[Stated exercise]: Print each of the entries below word for word, changing nothing.

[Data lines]
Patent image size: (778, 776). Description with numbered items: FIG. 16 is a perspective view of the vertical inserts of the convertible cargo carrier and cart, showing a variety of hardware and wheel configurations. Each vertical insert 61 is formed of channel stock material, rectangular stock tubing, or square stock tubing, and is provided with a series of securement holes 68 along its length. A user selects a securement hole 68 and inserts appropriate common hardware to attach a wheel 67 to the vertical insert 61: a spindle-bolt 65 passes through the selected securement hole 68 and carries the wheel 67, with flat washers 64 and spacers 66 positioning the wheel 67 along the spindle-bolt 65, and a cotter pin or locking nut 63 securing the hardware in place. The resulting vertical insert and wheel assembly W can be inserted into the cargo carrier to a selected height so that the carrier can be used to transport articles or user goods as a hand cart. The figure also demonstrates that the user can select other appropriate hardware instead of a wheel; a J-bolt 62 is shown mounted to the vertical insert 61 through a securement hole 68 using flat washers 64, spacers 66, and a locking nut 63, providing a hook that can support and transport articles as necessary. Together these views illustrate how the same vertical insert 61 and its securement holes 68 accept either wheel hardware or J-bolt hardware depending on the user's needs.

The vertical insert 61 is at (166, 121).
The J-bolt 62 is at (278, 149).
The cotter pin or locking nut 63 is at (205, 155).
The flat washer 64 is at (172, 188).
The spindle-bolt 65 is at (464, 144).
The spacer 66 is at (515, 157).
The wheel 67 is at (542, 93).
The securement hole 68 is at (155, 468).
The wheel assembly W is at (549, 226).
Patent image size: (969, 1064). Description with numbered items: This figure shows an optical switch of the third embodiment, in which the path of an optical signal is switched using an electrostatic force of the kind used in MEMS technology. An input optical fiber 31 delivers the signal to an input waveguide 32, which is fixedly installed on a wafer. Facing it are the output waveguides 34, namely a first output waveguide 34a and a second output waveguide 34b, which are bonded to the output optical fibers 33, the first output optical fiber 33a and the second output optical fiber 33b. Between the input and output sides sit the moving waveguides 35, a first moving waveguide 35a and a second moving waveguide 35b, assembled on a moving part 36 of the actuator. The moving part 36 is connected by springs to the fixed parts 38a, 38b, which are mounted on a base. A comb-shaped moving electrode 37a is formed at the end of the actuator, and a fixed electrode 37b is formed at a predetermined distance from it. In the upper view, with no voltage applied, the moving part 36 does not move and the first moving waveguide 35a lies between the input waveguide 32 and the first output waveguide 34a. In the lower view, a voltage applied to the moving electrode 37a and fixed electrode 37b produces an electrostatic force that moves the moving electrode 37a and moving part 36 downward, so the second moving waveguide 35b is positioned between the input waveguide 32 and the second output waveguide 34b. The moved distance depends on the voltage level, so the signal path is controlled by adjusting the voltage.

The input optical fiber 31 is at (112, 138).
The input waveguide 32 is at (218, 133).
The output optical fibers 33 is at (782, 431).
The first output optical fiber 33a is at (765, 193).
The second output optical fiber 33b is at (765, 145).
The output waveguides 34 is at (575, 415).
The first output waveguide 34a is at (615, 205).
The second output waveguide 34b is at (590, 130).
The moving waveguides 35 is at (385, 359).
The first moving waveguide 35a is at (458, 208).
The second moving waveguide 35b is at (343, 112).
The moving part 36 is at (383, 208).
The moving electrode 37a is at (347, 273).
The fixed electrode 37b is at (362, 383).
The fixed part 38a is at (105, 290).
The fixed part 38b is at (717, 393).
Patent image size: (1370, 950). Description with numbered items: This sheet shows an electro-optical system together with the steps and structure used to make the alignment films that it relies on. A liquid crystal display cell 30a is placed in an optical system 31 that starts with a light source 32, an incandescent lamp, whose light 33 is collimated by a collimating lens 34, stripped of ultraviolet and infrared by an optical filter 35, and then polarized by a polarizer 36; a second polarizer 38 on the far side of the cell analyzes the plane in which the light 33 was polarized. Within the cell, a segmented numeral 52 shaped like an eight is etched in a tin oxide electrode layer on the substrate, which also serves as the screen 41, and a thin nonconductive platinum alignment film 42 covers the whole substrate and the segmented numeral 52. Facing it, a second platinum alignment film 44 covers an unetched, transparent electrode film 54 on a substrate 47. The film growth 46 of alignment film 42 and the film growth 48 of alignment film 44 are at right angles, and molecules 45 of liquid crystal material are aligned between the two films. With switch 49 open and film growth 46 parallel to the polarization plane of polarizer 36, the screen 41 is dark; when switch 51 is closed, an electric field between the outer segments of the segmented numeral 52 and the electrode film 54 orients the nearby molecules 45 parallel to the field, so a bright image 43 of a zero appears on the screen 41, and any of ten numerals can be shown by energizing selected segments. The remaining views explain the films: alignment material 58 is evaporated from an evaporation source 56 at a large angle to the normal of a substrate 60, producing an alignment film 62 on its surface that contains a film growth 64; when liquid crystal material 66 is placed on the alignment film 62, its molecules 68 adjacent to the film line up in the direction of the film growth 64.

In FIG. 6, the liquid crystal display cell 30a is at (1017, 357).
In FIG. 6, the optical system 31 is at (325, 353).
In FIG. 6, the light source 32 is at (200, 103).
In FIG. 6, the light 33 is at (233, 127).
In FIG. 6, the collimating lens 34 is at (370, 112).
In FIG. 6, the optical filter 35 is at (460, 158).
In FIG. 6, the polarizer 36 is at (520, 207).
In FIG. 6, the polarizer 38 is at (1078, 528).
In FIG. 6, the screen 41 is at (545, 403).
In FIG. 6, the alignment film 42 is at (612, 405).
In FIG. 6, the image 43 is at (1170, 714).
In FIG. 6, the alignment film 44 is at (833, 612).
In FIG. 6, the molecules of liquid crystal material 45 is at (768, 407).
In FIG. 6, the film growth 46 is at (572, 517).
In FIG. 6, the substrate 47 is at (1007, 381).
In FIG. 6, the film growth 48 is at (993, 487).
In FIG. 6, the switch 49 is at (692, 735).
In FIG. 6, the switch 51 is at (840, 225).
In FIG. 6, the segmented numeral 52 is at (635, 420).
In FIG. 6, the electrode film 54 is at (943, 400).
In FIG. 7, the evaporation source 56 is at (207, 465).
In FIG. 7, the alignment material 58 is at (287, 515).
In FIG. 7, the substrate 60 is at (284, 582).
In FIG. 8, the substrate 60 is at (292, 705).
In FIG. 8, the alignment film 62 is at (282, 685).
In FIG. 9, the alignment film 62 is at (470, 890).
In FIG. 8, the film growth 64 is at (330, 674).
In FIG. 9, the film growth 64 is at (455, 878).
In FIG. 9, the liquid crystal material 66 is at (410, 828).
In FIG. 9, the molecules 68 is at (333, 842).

[Solution below]:
Patent image size: (778, 776). Description with numbered items: FIG. 16 is a perspective view of the vertical inserts of the convertible cargo carrier and cart, showing a variety of hardware and wheel configurations. Each vertical insert 61 is formed of channel stock material, rectangular stock tubing, or square stock tubing, and is provided with a series of securement holes 68 along its length. A user selects a securement hole 68 and inserts appropriate common hardware to attach a wheel 67 to the vertical insert 61: a spindle-bolt 65 passes through the selected securement hole 68 and carries the wheel 67, with flat washers 64 and spacers 66 positioning the wheel 67 along the spindle-bolt 65, and a cotter pin or locking nut 63 securing the hardware in place. The resulting vertical insert and wheel assembly W can be inserted into the cargo carrier to a selected height so that the carrier can be used to transport articles or user goods as a hand cart. The figure also demonstrates that the user can select other appropriate hardware instead of a wheel; a J-bolt 62 is shown mounted to the vertical insert 61 through a securement hole 68 using flat washers 64, spacers 66, and a locking nut 63, providing a hook that can support and transport articles as necessary. Together these views illustrate how the same vertical insert 61 and its securement holes 68 accept either wheel hardware or J-bolt hardware depending on the user's needs.

The vertical insert 61 is at (166, 121).
The J-bolt 62 is at (278, 149).
The cotter pin or locking nut 63 is at (205, 155).
The flat washer 64 is at (172, 188).
The spindle-bolt 65 is at (464, 144).
The spacer 66 is at (515, 157).
The wheel 67 is at (542, 93).
The securement hole 68 is at (155, 468).
The wheel assembly W is at (549, 226).
Patent image size: (969, 1064). Description with numbered items: This figure shows an optical switch of the third embodiment, in which the path of an optical signal is switched using an electrostatic force of the kind used in MEMS technology. An input optical fiber 31 delivers the signal to an input waveguide 32, which is fixedly installed on a wafer. Facing it are the output waveguides 34, namely a first output waveguide 34a and a second output waveguide 34b, which are bonded to the output optical fibers 33, the first output optical fiber 33a and the second output optical fiber 33b. Between the input and output sides sit the moving waveguides 35, a first moving waveguide 35a and a second moving waveguide 35b, assembled on a moving part 36 of the actuator. The moving part 36 is connected by springs to the fixed parts 38a, 38b, which are mounted on a base. A comb-shaped moving electrode 37a is formed at the end of the actuator, and a fixed electrode 37b is formed at a predetermined distance from it. In the upper view, with no voltage applied, the moving part 36 does not move and the first moving waveguide 35a lies between the input waveguide 32 and the first output waveguide 34a. In the lower view, a voltage applied to the moving electrode 37a and fixed electrode 37b produces an electrostatic force that moves the moving electrode 37a and moving part 36 downward, so the second moving waveguide 35b is positioned between the input waveguide 32 and the second output waveguide 34b. The moved distance depends on the voltage level, so the signal path is controlled by adjusting the voltage.

The input optical fiber 31 is at (112, 138).
The input waveguide 32 is at (218, 133).
The output optical fibers 33 is at (782, 431).
The first output optical fiber 33a is at (765, 193).
The second output optical fiber 33b is at (765, 145).
The output waveguides 34 is at (575, 415).
The first output waveguide 34a is at (615, 205).
The second output waveguide 34b is at (590, 130).
The moving waveguides 35 is at (385, 359).
The first moving waveguide 35a is at (458, 208).
The second moving waveguide 35b is at (343, 112).
The moving part 36 is at (383, 208).
The moving electrode 37a is at (347, 273).
The fixed electrode 37b is at (362, 383).
The fixed part 38a is at (105, 290).
The fixed part 38b is at (717, 393).
Patent image size: (1370, 950). Description with numbered items: This sheet shows an electro-optical system together with the steps and structure used to make the alignment films that it relies on. A liquid crystal display cell 30a is placed in an optical system 31 that starts with a light source 32, an incandescent lamp, whose light 33 is collimated by a collimating lens 34, stripped of ultraviolet and infrared by an optical filter 35, and then polarized by a polarizer 36; a second polarizer 38 on the far side of the cell analyzes the plane in which the light 33 was polarized. Within the cell, a segmented numeral 52 shaped like an eight is etched in a tin oxide electrode layer on the substrate, which also serves as the screen 41, and a thin nonconductive platinum alignment film 42 covers the whole substrate and the segmented numeral 52. Facing it, a second platinum alignment film 44 covers an unetched, transparent electrode film 54 on a substrate 47. The film growth 46 of alignment film 42 and the film growth 48 of alignment film 44 are at right angles, and molecules 45 of liquid crystal material are aligned between the two films. With switch 49 open and film growth 46 parallel to the polarization plane of polarizer 36, the screen 41 is dark; when switch 51 is closed, an electric field between the outer segments of the segmented numeral 52 and the electrode film 54 orients the nearby molecules 45 parallel to the field, so a bright image 43 of a zero appears on the screen 41, and any of ten numerals can be shown by energizing selected segments. The remaining views explain the films: alignment material 58 is evaporated from an evaporation source 56 at a large angle to the normal of a substrate 60, producing an alignment film 62 on its surface that contains a film growth 64; when liquid crystal material 66 is placed on the alignment film 62, its molecules 68 adjacent to the film line up in the direction of the film growth 64.

In FIG. 6, the liquid crystal display cell 30a is at (1017, 357).
In FIG. 6, the optical system 31 is at (325, 353).
In FIG. 6, the light source 32 is at (200, 103).
In FIG. 6, the light 33 is at (233, 127).
In FIG. 6, the collimating lens 34 is at (370, 112).
In FIG. 6, the optical filter 35 is at (460, 158).
In FIG. 6, the polarizer 36 is at (520, 207).
In FIG. 6, the polarizer 38 is at (1078, 528).
In FIG. 6, the screen 41 is at (545, 403).
In FIG. 6, the alignment film 42 is at (612, 405).
In FIG. 6, the image 43 is at (1170, 714).
In FIG. 6, the alignment film 44 is at (833, 612).
In FIG. 6, the molecules of liquid crystal material 45 is at (768, 407).
In FIG. 6, the film growth 46 is at (572, 517).
In FIG. 6, the substrate 47 is at (1007, 381).
In FIG. 6, the film growth 48 is at (993, 487).
In FIG. 6, the switch 49 is at (692, 735).
In FIG. 6, the switch 51 is at (840, 225).
In FIG. 6, the segmented numeral 52 is at (635, 420).
In FIG. 6, the electrode film 54 is at (943, 400).
In FIG. 7, the evaporation source 56 is at (207, 465).
In FIG. 7, the alignment material 58 is at (287, 515).
In FIG. 7, the substrate 60 is at (284, 582).
In FIG. 8, the substrate 60 is at (292, 705).
In FIG. 8, the alignment film 62 is at (282, 685).
In FIG. 9, the alignment film 62 is at (470, 890).
In FIG. 8, the film growth 64 is at (330, 674).
In FIG. 9, the film growth 64 is at (455, 878).
In FIG. 9, the liquid crystal material 66 is at (410, 828).
In FIG. 9, the molecules 68 is at (333, 842).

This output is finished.